■ WHAT IS REQUIRED:
Locate the word "amount" in the material, then show every line that holds it.

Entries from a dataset
********

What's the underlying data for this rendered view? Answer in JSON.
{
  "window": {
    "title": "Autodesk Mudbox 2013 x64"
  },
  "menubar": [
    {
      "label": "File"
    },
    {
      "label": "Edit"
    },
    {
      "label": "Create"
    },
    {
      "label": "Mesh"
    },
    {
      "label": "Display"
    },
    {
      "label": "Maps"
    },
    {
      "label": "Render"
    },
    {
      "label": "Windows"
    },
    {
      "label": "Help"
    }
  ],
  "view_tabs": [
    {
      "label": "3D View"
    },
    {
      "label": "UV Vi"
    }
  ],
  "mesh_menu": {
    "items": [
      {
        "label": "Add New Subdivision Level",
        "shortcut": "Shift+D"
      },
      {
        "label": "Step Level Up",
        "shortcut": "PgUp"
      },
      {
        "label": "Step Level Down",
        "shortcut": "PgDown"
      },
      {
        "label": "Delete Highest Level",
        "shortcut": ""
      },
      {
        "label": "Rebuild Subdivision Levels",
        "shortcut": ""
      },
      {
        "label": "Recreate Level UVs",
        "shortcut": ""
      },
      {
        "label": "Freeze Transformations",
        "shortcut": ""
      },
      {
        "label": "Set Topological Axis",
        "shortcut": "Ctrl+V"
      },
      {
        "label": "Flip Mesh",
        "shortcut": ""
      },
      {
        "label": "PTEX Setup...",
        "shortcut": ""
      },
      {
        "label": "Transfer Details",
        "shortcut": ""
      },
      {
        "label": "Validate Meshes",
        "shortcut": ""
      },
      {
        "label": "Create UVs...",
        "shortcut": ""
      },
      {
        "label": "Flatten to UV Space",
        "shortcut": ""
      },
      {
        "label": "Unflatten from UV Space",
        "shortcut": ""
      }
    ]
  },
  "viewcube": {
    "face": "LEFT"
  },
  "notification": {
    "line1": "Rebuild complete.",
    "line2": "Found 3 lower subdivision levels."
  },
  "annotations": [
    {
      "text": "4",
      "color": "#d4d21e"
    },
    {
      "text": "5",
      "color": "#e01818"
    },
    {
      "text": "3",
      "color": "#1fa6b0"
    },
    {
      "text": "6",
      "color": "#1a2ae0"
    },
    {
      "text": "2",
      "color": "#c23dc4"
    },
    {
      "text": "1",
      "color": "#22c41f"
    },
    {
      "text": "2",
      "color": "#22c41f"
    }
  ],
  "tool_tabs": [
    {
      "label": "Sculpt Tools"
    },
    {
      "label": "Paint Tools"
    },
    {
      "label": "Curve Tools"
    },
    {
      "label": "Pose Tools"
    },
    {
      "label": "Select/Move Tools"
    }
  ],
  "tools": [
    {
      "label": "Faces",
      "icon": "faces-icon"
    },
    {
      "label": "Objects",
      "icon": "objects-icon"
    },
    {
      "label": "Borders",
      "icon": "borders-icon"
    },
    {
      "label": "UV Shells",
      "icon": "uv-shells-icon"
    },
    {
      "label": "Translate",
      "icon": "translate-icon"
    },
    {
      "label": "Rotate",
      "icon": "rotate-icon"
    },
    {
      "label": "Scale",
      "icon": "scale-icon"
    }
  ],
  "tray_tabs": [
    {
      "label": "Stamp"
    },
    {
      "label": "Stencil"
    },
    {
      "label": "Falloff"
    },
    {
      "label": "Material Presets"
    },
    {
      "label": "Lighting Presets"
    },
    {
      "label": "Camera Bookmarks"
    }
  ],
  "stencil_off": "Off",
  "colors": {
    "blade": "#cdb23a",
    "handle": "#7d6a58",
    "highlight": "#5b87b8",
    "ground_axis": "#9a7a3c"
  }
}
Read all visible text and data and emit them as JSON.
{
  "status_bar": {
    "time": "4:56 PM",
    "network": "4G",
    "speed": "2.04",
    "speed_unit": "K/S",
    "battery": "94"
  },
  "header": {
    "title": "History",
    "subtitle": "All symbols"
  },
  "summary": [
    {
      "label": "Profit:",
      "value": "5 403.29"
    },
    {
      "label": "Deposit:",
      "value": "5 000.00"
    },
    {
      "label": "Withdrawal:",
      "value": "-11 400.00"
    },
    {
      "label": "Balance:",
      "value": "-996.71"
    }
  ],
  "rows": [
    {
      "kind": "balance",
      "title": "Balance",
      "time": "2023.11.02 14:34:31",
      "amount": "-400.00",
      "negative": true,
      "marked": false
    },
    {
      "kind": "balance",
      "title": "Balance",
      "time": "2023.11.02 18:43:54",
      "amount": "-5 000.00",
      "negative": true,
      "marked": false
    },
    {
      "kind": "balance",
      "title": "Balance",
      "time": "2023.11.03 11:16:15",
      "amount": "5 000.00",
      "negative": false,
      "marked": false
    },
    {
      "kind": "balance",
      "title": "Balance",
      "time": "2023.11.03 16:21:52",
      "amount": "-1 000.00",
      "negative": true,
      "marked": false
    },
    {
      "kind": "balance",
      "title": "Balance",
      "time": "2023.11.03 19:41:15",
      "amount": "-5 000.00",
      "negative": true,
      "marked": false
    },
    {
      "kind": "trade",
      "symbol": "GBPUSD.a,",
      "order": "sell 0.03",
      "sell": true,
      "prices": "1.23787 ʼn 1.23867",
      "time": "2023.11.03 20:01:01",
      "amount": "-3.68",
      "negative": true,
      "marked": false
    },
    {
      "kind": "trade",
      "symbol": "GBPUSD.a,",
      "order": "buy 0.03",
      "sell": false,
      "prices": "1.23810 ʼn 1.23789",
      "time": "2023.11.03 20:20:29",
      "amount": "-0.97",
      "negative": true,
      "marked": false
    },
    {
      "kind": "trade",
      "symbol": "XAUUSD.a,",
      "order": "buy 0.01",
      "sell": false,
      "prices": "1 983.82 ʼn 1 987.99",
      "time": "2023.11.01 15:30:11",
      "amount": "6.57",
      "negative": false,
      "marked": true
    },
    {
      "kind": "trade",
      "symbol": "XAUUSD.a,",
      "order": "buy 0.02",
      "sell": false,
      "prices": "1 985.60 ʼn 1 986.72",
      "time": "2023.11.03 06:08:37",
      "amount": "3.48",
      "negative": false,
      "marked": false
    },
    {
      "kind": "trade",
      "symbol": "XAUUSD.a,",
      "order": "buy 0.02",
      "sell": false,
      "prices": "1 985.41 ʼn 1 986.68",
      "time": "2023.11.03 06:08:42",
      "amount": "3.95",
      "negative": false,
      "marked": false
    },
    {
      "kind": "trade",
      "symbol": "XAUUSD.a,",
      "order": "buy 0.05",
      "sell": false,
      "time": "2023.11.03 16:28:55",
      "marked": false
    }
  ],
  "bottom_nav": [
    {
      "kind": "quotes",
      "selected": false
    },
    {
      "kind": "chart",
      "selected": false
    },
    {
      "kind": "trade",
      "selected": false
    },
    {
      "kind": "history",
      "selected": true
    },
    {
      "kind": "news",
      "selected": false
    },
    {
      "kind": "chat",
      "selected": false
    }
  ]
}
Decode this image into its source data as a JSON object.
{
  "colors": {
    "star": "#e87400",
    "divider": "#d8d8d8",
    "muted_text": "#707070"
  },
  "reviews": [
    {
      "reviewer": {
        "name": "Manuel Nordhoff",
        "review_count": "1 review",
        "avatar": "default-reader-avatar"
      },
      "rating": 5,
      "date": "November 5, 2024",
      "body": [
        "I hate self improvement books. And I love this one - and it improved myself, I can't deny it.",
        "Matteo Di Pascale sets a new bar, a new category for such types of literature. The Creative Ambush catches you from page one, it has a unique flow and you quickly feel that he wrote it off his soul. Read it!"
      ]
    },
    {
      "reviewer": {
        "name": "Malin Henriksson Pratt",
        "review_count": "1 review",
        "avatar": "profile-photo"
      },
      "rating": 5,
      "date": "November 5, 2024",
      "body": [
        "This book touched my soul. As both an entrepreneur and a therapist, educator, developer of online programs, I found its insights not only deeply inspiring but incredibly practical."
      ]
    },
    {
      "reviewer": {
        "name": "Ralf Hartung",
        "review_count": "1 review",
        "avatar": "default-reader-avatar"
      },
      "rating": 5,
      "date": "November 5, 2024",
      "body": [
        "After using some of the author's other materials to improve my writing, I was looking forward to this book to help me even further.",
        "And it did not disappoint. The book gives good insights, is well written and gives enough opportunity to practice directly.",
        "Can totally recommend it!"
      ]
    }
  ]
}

********

■ EXERCISE RESPONSE:
      "amount": "-400.00",
      "amount": "-5 000.00",
      "amount": "5 000.00",
      "amount": "-1 000.00",
      "amount": "-5 000.00",
      "amount": "-3.68",
      "amount": "-0.97",
      "amount": "6.57",
      "amount": "3.48",
      "amount": "3.95",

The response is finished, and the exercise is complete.